_Aim_
Only the number is wanted: count the lines that contain "this".

· · · ·

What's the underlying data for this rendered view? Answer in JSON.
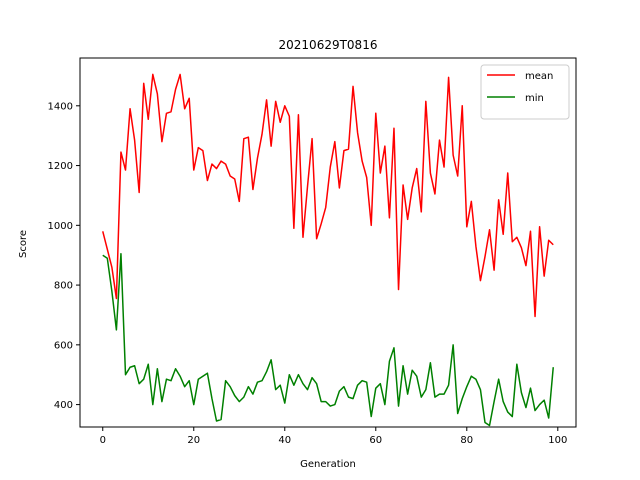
{
  "chart_data": {
    "type": "line",
    "title": "20210629T0816",
    "xlabel": "Generation",
    "ylabel": "Score",
    "xlim": [
      -5,
      104
    ],
    "ylim": [
      325,
      1560
    ],
    "xticks": [
      0,
      20,
      40,
      60,
      80,
      100
    ],
    "yticks": [
      400,
      600,
      800,
      1000,
      1200,
      1400
    ],
    "grid": false,
    "legend_position": "top-right",
    "x": [
      0,
      1,
      2,
      3,
      4,
      5,
      6,
      7,
      8,
      9,
      10,
      11,
      12,
      13,
      14,
      15,
      16,
      17,
      18,
      19,
      20,
      21,
      22,
      23,
      24,
      25,
      26,
      27,
      28,
      29,
      30,
      31,
      32,
      33,
      34,
      35,
      36,
      37,
      38,
      39,
      40,
      41,
      42,
      43,
      44,
      45,
      46,
      47,
      48,
      49,
      50,
      51,
      52,
      53,
      54,
      55,
      56,
      57,
      58,
      59,
      60,
      61,
      62,
      63,
      64,
      65,
      66,
      67,
      68,
      69,
      70,
      71,
      72,
      73,
      74,
      75,
      76,
      77,
      78,
      79,
      80,
      81,
      82,
      83,
      84,
      85,
      86,
      87,
      88,
      89,
      90,
      91,
      92,
      93,
      94,
      95,
      96,
      97,
      98,
      99
    ],
    "series": [
      {
        "name": "mean",
        "color": "#ff0000",
        "values": [
          980,
          920,
          860,
          755,
          1245,
          1185,
          1390,
          1285,
          1110,
          1475,
          1355,
          1505,
          1440,
          1280,
          1375,
          1380,
          1455,
          1505,
          1390,
          1425,
          1185,
          1260,
          1250,
          1150,
          1205,
          1190,
          1215,
          1205,
          1165,
          1155,
          1080,
          1290,
          1295,
          1120,
          1225,
          1305,
          1420,
          1265,
          1415,
          1345,
          1400,
          1365,
          990,
          1370,
          960,
          1130,
          1290,
          955,
          1005,
          1060,
          1195,
          1280,
          1125,
          1250,
          1255,
          1465,
          1310,
          1215,
          1160,
          1000,
          1375,
          1175,
          1265,
          1025,
          1325,
          785,
          1135,
          1020,
          1125,
          1190,
          1045,
          1415,
          1175,
          1105,
          1285,
          1195,
          1495,
          1235,
          1165,
          1400,
          995,
          1080,
          930,
          815,
          895,
          985,
          850,
          1085,
          970,
          1175,
          945,
          960,
          925,
          865,
          980,
          695,
          995,
          830,
          950,
          935
        ]
      },
      {
        "name": "min",
        "color": "#008000",
        "values": [
          900,
          890,
          780,
          650,
          905,
          500,
          525,
          530,
          470,
          485,
          535,
          400,
          520,
          410,
          485,
          480,
          520,
          495,
          460,
          480,
          400,
          485,
          495,
          505,
          420,
          345,
          350,
          480,
          460,
          430,
          410,
          425,
          460,
          435,
          475,
          480,
          510,
          550,
          450,
          465,
          405,
          500,
          465,
          500,
          470,
          450,
          490,
          470,
          410,
          410,
          395,
          400,
          445,
          460,
          425,
          420,
          465,
          480,
          475,
          360,
          455,
          470,
          400,
          545,
          590,
          395,
          530,
          435,
          515,
          495,
          425,
          450,
          540,
          425,
          435,
          435,
          465,
          600,
          370,
          420,
          460,
          495,
          485,
          450,
          340,
          330,
          410,
          485,
          410,
          375,
          360,
          535,
          440,
          390,
          455,
          380,
          400,
          415,
          355,
          525
        ]
      }
    ]
  }
}
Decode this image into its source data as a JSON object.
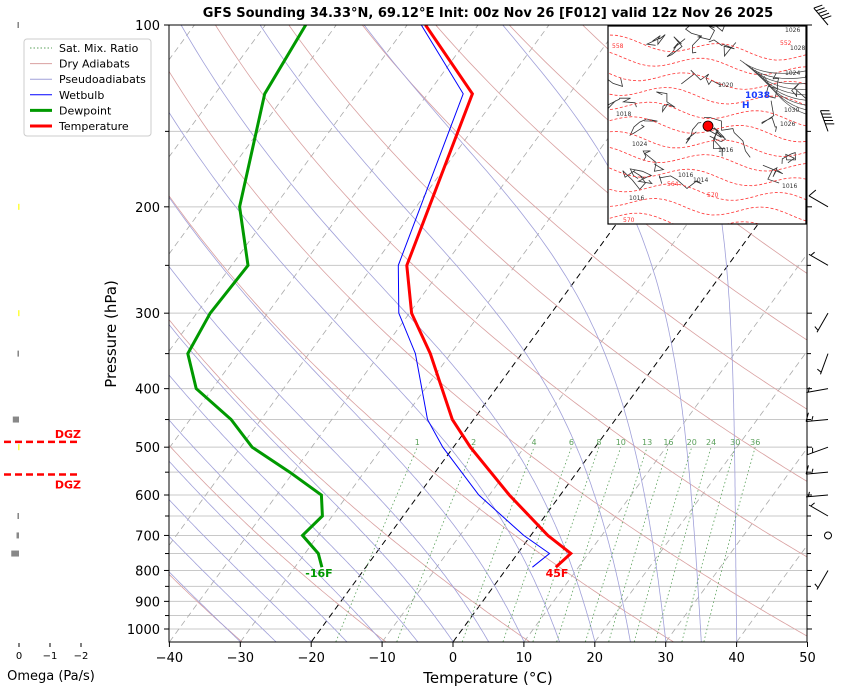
{
  "chart_data": {
    "type": "skew-t",
    "title": "GFS Sounding 34.33°N, 69.12°E Init: 00z Nov 26 [F012] valid 12z Nov 26 2025",
    "xlabel": "Temperature (°C)",
    "ylabel": "Pressure (hPa)",
    "xlim": [
      -40,
      50
    ],
    "ylim": [
      1050,
      100
    ],
    "x_ticks": [
      -40,
      -30,
      -20,
      -10,
      0,
      10,
      20,
      30,
      40,
      50
    ],
    "y_ticks": [
      100,
      200,
      300,
      400,
      500,
      600,
      700,
      800,
      900,
      1000
    ],
    "y_minor_ticks": [
      150,
      250,
      350,
      450,
      550,
      650,
      750,
      850,
      950
    ],
    "legend": {
      "location": "upper-left",
      "entries": [
        {
          "label": "Sat. Mix. Ratio",
          "color": "#5aa05a",
          "style": "dotted"
        },
        {
          "label": "Dry Adiabats",
          "color": "#d9a0a0",
          "style": "solid"
        },
        {
          "label": "Pseudoadiabats",
          "color": "#a0a0d9",
          "style": "solid"
        },
        {
          "label": "Wetbulb",
          "color": "#0000ff",
          "style": "solid"
        },
        {
          "label": "Dewpoint",
          "color": "#009900",
          "style": "solid-thick"
        },
        {
          "label": "Temperature",
          "color": "#ff0000",
          "style": "solid-thick"
        }
      ]
    },
    "series": [
      {
        "name": "Temperature",
        "color": "#ff0000",
        "points": [
          [
            790,
            6.8
          ],
          [
            750,
            7.5
          ],
          [
            700,
            2.4
          ],
          [
            600,
            -7.2
          ],
          [
            500,
            -17.6
          ],
          [
            450,
            -23.0
          ],
          [
            350,
            -32.9
          ],
          [
            300,
            -39.7
          ],
          [
            250,
            -45.3
          ],
          [
            130,
            -53.7
          ],
          [
            100,
            -67.4
          ]
        ]
      },
      {
        "name": "Dewpoint",
        "color": "#009900",
        "points": [
          [
            790,
            -26.2
          ],
          [
            750,
            -28.1
          ],
          [
            700,
            -32.2
          ],
          [
            650,
            -31.4
          ],
          [
            600,
            -33.7
          ],
          [
            550,
            -40.5
          ],
          [
            500,
            -48.4
          ],
          [
            450,
            -54.2
          ],
          [
            400,
            -62.3
          ],
          [
            350,
            -67.1
          ],
          [
            300,
            -68.1
          ],
          [
            250,
            -67.7
          ],
          [
            200,
            -74.9
          ],
          [
            130,
            -83.0
          ],
          [
            100,
            -84.3
          ]
        ]
      },
      {
        "name": "Wetbulb",
        "color": "#0000ff",
        "points": [
          [
            790,
            3.5
          ],
          [
            750,
            4.5
          ],
          [
            700,
            -1.0
          ],
          [
            600,
            -11.5
          ],
          [
            500,
            -21.5
          ],
          [
            450,
            -26.5
          ],
          [
            350,
            -35.0
          ],
          [
            300,
            -41.5
          ],
          [
            250,
            -46.5
          ],
          [
            130,
            -55.0
          ],
          [
            100,
            -68.0
          ]
        ]
      }
    ],
    "mixing_ratio_labels": [
      "1",
      "2",
      "4",
      "6",
      "8",
      "10",
      "13",
      "16",
      "20",
      "24",
      "30",
      "36"
    ],
    "mixing_ratio_values": [
      1,
      2,
      4,
      6,
      8,
      10,
      13,
      16,
      20,
      24,
      30,
      36
    ],
    "surface_labels": {
      "temperature": "45F",
      "dewpoint": "-16F"
    },
    "omega_panel": {
      "xlabel": "Omega (Pa/s)",
      "x_ticks": [
        "0",
        "−1",
        "−2"
      ],
      "dgz_label": "DGZ",
      "dgz_top_hPa": 490,
      "dgz_bottom_hPa": 555,
      "values": [
        {
          "p": 100,
          "omega": 0.05
        },
        {
          "p": 200,
          "omega": -0.05
        },
        {
          "p": 300,
          "omega": -0.05
        },
        {
          "p": 350,
          "omega": 0.05
        },
        {
          "p": 450,
          "omega": 0.2
        },
        {
          "p": 500,
          "omega": -0.05
        },
        {
          "p": 650,
          "omega": 0.05
        },
        {
          "p": 700,
          "omega": 0.08
        },
        {
          "p": 750,
          "omega": 0.25
        }
      ]
    },
    "wind_barbs": [
      {
        "p": 100,
        "speed_kt": 50,
        "dir": 320
      },
      {
        "p": 150,
        "speed_kt": 50,
        "dir": 340
      },
      {
        "p": 200,
        "speed_kt": 10,
        "dir": 300
      },
      {
        "p": 250,
        "speed_kt": 5,
        "dir": 300
      },
      {
        "p": 300,
        "speed_kt": 5,
        "dir": 210
      },
      {
        "p": 350,
        "speed_kt": 5,
        "dir": 200
      },
      {
        "p": 400,
        "speed_kt": 5,
        "dir": 260
      },
      {
        "p": 450,
        "speed_kt": 15,
        "dir": 265
      },
      {
        "p": 500,
        "speed_kt": 15,
        "dir": 250
      },
      {
        "p": 550,
        "speed_kt": 15,
        "dir": 265
      },
      {
        "p": 600,
        "speed_kt": 5,
        "dir": 265
      },
      {
        "p": 650,
        "speed_kt": 5,
        "dir": 300
      },
      {
        "p": 700,
        "speed_kt": 0,
        "dir": 0
      },
      {
        "p": 800,
        "speed_kt": 5,
        "dir": 210
      }
    ],
    "inset_map": {
      "labels": [
        "558",
        "1026",
        "1028",
        "1024",
        "552",
        "1020",
        "1038",
        "H",
        "1030",
        "1026",
        "1018",
        "1016",
        "1024",
        "1014",
        "1016",
        "1016",
        "564",
        "570",
        "1016",
        "570"
      ],
      "station_marker_color": "#ff0000",
      "high_label": "H",
      "high_value": "1038"
    }
  }
}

· · · ·

_Worked answer_
2